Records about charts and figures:
##########

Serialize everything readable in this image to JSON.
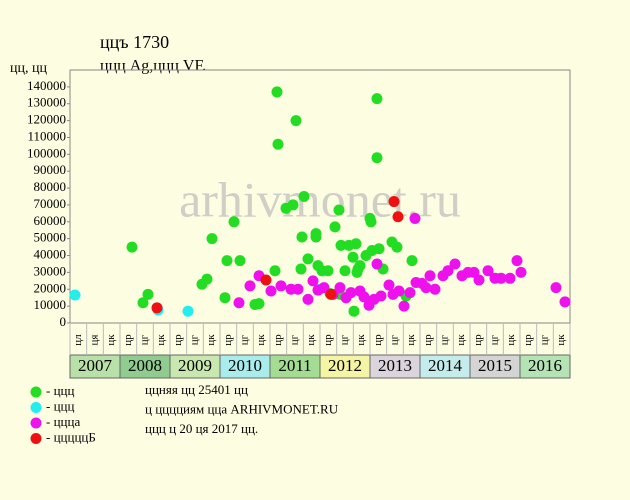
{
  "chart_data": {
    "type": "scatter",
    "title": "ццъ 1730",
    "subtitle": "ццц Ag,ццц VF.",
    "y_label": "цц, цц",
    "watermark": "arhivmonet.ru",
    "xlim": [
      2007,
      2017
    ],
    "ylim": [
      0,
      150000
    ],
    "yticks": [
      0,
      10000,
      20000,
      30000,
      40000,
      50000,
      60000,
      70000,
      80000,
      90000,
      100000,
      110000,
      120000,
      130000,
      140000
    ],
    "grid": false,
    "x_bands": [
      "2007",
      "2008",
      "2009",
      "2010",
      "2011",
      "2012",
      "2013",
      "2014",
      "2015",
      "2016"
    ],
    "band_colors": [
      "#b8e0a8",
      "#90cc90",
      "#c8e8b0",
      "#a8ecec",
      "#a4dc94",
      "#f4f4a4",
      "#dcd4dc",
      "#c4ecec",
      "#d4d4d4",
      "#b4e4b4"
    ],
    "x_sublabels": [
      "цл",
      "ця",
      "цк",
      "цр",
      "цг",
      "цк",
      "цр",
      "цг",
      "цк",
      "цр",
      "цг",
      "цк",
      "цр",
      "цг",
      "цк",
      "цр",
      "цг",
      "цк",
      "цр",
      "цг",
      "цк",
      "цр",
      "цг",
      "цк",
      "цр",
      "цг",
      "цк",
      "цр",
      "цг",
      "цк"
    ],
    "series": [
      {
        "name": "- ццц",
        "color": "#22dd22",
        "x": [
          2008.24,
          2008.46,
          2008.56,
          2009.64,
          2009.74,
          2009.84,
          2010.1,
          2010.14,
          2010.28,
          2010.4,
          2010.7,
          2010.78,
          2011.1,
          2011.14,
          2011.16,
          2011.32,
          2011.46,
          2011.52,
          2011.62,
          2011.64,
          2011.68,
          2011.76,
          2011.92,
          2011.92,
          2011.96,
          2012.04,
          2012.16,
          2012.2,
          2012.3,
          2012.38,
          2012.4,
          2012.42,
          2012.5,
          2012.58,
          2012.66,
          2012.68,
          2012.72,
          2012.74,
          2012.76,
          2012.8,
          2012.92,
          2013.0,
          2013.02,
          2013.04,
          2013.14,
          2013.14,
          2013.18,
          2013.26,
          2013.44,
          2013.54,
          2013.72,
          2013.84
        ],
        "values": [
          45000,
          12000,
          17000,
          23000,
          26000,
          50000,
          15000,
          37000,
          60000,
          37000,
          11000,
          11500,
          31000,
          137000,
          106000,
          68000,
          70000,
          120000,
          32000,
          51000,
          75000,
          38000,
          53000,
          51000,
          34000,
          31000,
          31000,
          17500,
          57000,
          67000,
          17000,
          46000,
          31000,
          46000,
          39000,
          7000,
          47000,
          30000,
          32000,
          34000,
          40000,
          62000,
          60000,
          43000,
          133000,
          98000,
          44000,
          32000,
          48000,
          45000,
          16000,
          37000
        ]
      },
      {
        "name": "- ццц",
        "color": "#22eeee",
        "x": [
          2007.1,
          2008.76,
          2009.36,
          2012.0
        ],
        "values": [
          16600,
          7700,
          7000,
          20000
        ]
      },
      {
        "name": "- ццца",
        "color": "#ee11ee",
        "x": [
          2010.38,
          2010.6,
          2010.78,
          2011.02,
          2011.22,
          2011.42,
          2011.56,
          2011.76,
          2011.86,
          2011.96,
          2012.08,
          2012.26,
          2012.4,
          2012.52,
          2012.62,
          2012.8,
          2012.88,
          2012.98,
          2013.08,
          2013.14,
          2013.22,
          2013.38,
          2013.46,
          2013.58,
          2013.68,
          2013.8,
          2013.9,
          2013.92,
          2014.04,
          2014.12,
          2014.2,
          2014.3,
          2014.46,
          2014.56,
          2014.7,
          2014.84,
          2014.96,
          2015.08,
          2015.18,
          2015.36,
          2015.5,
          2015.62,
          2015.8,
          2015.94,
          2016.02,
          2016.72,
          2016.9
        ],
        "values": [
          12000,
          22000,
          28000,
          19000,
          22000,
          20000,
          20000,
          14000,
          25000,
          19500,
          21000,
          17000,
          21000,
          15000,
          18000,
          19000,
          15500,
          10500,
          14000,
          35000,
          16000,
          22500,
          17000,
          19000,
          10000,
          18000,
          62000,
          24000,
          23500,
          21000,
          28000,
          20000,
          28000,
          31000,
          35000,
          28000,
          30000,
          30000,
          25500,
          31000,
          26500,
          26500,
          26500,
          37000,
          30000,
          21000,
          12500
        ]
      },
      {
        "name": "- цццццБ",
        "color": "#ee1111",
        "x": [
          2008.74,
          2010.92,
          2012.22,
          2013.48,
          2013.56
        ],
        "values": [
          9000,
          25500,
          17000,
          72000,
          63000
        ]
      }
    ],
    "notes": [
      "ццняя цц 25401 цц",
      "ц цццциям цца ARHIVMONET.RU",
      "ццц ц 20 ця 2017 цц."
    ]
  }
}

##########

- **What you will do**
In the entries above, find every line holding the word "name" and copy it out.

- **Exercise answer**
        "name": "- ццц",
        "name": "- ццц",
        "name": "- ццца",
        "name": "- цццццБ",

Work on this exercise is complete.